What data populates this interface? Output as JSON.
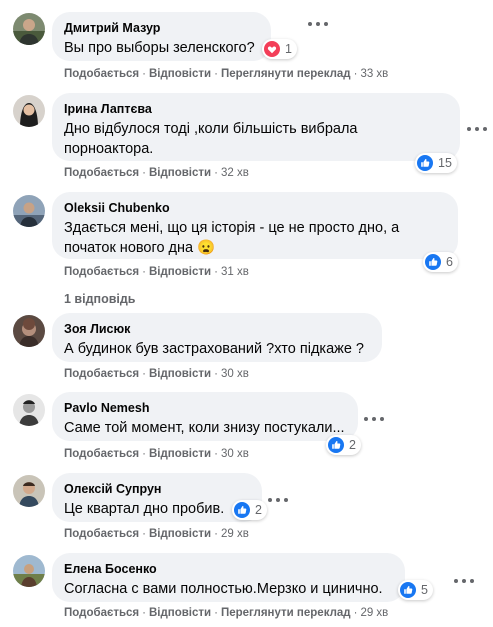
{
  "colors": {
    "like_blue": "#1877f2",
    "heart_red": "#f33e58",
    "bubble_bg": "#f0f2f5",
    "meta_gray": "#65676b"
  },
  "labels": {
    "like": "Подобається",
    "reply": "Відповісти",
    "translate": "Переглянути переклад",
    "sep": "·"
  },
  "comments": [
    {
      "author": "Дмитрий Мазур",
      "text": "Вы про выборы зеленского?",
      "reaction_icon": "heart-icon",
      "reaction_count": "1",
      "time": "33 хв",
      "has_translate": true
    },
    {
      "author": "Ірина Лаптєва",
      "text": "Дно відбулося тоді ,коли більшість вибрала порноактора.",
      "reaction_icon": "like-icon",
      "reaction_count": "15",
      "time": "32 хв",
      "has_translate": false
    },
    {
      "author": "Oleksii Chubenko",
      "text": "Здається мені, що ця історія - це не просто дно, а початок нового дна",
      "emoji": "😦",
      "reaction_icon": "like-icon",
      "reaction_count": "6",
      "time": "31 хв",
      "has_translate": false
    },
    {
      "author": "Зоя Лисюк",
      "text": "А будинок був застрахований ?хто підкаже ?",
      "time": "30 хв",
      "has_translate": false
    },
    {
      "author": "Pavlo Nemesh",
      "text": "Саме той момент, коли знизу постукали...",
      "reaction_icon": "like-icon",
      "reaction_count": "2",
      "time": "30 хв",
      "has_translate": false
    },
    {
      "author": "Олексій Супрун",
      "text": "Це квартал дно пробив.",
      "reaction_icon": "like-icon",
      "reaction_count": "2",
      "time": "29 хв",
      "has_translate": false
    },
    {
      "author": "Елена Босенко",
      "text": "Согласна с вами полностью.Мерзко и цинично.",
      "reaction_icon": "like-icon",
      "reaction_count": "5",
      "time": "29 хв",
      "has_translate": true
    }
  ],
  "replies_link": "1 відповідь"
}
==================================================
Return all lines containing the word "author".

      "author": "Дмитрий Мазур",
      "author": "Ірина Лаптєва",
      "author": "Oleksii Chubenko",
      "author": "Зоя Лисюк",
      "author": "Pavlo Nemesh",
      "author": "Олексій Супрун",
      "author": "Елена Босенко",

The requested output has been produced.